## WRITTEN INSTRUCTION
In the data that follows, count each line holding the string "JSON"; answer with the number only.
-- Begin ENTRIES --
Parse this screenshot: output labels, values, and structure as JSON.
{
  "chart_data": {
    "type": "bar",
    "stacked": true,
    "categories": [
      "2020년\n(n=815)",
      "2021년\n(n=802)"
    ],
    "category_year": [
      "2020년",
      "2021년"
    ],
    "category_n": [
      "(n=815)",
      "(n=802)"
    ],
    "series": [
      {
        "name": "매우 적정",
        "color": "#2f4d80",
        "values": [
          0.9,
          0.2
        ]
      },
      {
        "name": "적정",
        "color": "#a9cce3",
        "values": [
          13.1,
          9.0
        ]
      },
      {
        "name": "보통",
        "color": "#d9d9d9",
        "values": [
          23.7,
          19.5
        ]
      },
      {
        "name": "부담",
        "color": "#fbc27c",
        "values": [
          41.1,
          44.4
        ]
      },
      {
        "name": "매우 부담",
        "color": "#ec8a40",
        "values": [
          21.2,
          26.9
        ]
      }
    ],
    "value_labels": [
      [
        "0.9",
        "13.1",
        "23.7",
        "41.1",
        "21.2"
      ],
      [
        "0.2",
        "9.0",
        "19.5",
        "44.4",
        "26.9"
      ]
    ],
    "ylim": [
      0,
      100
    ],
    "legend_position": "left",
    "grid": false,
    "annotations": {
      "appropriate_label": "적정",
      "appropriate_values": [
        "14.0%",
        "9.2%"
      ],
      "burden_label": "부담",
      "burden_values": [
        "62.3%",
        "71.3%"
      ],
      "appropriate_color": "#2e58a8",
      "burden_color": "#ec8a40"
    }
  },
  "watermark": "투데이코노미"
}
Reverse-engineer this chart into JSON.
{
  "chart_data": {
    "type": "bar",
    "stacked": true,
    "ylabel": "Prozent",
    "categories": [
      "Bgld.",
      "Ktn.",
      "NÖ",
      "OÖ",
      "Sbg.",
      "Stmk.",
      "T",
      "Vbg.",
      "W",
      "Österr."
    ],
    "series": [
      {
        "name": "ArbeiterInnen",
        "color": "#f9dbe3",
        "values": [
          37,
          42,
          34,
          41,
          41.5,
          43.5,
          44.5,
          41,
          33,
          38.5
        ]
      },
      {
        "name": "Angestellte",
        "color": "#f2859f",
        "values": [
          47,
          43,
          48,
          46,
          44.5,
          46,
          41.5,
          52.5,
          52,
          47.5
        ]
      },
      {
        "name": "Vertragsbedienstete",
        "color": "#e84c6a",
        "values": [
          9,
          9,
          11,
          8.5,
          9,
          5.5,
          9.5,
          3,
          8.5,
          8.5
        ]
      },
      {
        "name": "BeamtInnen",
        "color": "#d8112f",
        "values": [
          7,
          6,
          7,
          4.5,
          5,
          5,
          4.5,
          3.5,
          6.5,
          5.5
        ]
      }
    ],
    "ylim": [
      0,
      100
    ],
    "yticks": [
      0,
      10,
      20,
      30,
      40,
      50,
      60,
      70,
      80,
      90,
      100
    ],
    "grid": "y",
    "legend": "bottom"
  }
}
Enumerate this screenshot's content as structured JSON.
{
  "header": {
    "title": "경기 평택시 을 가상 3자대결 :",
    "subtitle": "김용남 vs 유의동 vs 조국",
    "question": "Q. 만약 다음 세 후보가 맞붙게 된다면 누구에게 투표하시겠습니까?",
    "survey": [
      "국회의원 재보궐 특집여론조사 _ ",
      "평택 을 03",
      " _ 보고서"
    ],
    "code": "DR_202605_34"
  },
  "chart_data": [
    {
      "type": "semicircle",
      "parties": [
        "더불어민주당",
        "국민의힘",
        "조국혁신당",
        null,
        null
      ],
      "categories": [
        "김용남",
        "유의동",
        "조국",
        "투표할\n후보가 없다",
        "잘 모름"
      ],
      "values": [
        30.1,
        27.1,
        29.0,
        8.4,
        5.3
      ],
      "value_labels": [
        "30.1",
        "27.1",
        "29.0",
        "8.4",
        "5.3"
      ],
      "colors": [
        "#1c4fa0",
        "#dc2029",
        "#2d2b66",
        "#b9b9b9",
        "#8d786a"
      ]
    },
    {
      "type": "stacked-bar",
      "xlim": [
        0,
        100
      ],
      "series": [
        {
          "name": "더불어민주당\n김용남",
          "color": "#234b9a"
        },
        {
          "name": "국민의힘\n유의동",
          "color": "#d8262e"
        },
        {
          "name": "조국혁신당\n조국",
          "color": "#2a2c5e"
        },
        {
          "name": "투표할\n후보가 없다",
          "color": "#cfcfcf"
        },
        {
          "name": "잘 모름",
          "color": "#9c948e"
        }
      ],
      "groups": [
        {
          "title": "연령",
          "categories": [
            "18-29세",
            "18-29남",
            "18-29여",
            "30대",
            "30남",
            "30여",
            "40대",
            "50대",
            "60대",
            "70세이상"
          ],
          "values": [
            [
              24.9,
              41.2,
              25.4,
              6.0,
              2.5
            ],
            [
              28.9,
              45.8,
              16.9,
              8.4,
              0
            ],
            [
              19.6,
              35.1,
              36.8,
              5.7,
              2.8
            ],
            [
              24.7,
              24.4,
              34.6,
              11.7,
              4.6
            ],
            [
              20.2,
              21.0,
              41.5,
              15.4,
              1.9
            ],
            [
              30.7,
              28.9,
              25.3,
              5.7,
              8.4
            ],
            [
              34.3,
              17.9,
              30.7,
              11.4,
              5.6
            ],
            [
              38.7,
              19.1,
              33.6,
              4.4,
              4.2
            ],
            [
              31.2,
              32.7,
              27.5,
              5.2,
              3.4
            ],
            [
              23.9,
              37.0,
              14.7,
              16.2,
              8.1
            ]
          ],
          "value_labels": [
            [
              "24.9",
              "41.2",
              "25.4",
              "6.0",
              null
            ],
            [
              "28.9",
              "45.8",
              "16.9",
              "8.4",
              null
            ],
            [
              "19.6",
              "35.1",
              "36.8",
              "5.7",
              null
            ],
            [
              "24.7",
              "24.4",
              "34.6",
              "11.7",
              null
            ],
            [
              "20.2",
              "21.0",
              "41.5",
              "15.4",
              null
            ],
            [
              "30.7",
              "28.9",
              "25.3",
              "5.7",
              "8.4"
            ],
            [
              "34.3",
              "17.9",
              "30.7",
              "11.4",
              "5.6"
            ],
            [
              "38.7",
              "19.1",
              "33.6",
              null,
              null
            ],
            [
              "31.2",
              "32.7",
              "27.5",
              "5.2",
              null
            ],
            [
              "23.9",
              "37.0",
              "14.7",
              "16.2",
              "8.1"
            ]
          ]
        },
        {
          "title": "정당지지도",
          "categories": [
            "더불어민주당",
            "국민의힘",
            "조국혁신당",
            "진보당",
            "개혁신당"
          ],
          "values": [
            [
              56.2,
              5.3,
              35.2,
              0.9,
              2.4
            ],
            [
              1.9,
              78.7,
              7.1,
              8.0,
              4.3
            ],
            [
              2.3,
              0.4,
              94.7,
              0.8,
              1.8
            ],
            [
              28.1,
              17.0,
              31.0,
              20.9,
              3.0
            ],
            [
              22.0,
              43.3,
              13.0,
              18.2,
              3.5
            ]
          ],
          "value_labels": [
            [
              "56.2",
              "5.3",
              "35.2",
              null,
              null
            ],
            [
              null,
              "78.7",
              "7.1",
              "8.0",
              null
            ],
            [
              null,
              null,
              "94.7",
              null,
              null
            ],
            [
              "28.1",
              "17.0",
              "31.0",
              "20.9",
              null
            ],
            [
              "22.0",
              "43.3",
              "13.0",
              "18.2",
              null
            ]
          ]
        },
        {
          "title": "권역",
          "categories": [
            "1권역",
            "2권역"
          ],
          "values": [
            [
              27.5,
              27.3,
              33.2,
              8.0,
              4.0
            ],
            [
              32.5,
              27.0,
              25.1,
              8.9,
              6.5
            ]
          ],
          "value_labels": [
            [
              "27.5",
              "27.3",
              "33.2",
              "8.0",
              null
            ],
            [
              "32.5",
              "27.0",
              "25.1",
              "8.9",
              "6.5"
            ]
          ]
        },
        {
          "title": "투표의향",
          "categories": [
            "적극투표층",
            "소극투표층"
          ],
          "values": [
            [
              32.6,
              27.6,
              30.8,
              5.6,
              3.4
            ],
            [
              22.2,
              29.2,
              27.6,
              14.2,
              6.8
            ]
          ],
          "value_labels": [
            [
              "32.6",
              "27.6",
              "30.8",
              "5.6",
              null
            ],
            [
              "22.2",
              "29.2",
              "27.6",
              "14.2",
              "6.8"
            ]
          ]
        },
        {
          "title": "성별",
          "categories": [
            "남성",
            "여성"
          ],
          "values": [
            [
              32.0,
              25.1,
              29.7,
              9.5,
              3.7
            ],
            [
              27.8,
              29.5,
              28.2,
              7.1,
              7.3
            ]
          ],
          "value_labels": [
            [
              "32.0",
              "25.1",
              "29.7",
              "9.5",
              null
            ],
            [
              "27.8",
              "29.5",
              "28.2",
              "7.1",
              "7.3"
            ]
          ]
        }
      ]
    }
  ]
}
-- End ENTRIES --
## WRITTEN ANSWER
3